** Reading passage **
=== Begin Enclosure ===

The earliest issues of the ‘Museum’ did not identify the songs that were by Burns as in 1787 his fame had yet to imbed itself, however in later issues his name was appended to his contributions in the index and the text often had the declaration "Written for this Work by Robert Burns." Therefore the fewer songs ascribed to Burns in an issue, the earlier the issue.

The 'Museum' was issued totally uncut, in plain boards and without any lettering. The earliest version of the title-page does not have a border around the vignette. Later versions have a border and a thistle design is present at the top and bottom.

The collection became popular internationally, and songs and tunes were arranged by composers such as Joseph Haydn and Ludwig van Beethoven. Burns collaborated with George Thomson in A Select Collection of Original Scottish Airs, published from 1793 to 1818, which adapted Scottish folk-songs with "classical" arrangements. While this brought songs to new audiences, many of the songs and tunes continued in the folk tradition, both in Scotland and America.

=== End Enclosure ===

** Data provided **
=== Begin Enclosure ===

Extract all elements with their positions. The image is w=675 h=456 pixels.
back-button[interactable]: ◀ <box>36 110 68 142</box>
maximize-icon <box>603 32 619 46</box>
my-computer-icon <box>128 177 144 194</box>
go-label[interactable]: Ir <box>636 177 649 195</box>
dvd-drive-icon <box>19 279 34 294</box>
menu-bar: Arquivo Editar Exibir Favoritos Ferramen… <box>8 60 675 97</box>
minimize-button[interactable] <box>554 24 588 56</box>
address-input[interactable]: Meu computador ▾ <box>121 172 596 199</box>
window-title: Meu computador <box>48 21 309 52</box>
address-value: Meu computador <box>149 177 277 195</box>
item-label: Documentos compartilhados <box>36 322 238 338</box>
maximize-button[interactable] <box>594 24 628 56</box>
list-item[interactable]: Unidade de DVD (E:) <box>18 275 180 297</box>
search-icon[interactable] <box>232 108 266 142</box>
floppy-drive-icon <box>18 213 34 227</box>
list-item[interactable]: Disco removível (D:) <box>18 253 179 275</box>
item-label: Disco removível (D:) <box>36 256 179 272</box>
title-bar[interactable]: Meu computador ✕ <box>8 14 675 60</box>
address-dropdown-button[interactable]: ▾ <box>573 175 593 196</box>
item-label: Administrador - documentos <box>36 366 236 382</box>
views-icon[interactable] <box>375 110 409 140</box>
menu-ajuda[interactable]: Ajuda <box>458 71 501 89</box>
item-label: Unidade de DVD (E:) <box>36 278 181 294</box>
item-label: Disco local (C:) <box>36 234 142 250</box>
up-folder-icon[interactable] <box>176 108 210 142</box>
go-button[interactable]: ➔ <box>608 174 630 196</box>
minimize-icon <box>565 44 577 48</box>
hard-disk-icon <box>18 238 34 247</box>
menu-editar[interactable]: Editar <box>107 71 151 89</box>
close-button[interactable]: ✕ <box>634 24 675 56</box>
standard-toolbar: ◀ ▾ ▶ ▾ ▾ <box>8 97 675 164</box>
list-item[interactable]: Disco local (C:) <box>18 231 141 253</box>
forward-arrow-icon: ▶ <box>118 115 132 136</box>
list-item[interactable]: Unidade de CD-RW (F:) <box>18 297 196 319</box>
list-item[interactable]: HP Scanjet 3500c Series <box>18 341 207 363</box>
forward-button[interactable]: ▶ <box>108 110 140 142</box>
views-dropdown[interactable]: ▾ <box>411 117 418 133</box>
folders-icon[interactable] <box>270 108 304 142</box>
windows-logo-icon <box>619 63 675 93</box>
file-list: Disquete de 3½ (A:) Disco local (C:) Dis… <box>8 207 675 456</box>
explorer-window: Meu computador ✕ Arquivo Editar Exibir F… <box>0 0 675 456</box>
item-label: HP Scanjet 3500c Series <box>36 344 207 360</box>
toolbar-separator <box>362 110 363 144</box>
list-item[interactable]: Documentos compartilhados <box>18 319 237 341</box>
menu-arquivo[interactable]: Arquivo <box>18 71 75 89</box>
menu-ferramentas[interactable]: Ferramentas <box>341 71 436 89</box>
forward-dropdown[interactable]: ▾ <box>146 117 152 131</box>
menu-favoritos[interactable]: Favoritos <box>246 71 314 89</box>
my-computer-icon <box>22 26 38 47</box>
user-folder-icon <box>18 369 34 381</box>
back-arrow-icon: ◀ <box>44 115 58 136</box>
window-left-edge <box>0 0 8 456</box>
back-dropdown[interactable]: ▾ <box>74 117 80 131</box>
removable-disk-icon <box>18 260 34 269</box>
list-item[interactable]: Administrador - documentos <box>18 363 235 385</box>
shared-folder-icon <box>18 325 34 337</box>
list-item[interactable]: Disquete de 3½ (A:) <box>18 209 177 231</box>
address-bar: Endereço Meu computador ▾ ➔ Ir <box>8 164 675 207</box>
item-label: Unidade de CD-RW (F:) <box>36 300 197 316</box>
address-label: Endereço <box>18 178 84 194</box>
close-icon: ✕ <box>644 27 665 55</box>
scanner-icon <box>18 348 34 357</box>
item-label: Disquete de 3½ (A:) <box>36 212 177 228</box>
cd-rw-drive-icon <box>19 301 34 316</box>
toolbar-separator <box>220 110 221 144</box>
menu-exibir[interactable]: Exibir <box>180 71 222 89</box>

=== End Enclosure ===

** Tasks and exercises **
**A.** According to the passage on Burns and the 'Museum', in what form was the 'Museum' issued?
**B.** For each statement, say whether it agrees with the passage on Burns and the 'Museum', and quote the words of the passage that decide it. (i) The earliest version of the title-page has a border around the vignette. (ii) Burns worked with George Thomson on A Select Collection of Original Scottish Airs. (iii) The more songs ascribed to Burns in an issue, the earlier that issue is.
**C.** Continue the passage on Burns and the 'Museum' from the point where it ends.
The material plays no part in this work.

** Answers to the problems **
**A.** It was issued totally uncut, in plain boards and without any lettering.

**B.**
(i) No: "The earliest version of the title-page does not have a border around the vignette."
(ii) Yes: "Burns collaborated with George Thomson in A Select Collection of Original Scottish Airs"
(iii) No: "the fewer songs ascribed to Burns in an issue, the earlier the issue."

**C.**
The American collector John Gribbel was at one time in possession of Robert Burns's Interleaved Scots Musical Museum, the first four volumes of Johnson's "Scots Musical Museum" interleaved with some 140 pages of Robert Burns's explanatory notes on the 184 songs that he contributed. These volumes had long been in the possession of the Riddell family of Friars Carse in Nithsdale. These notes have provided many insights into the authorship and editing of the songs he contributed.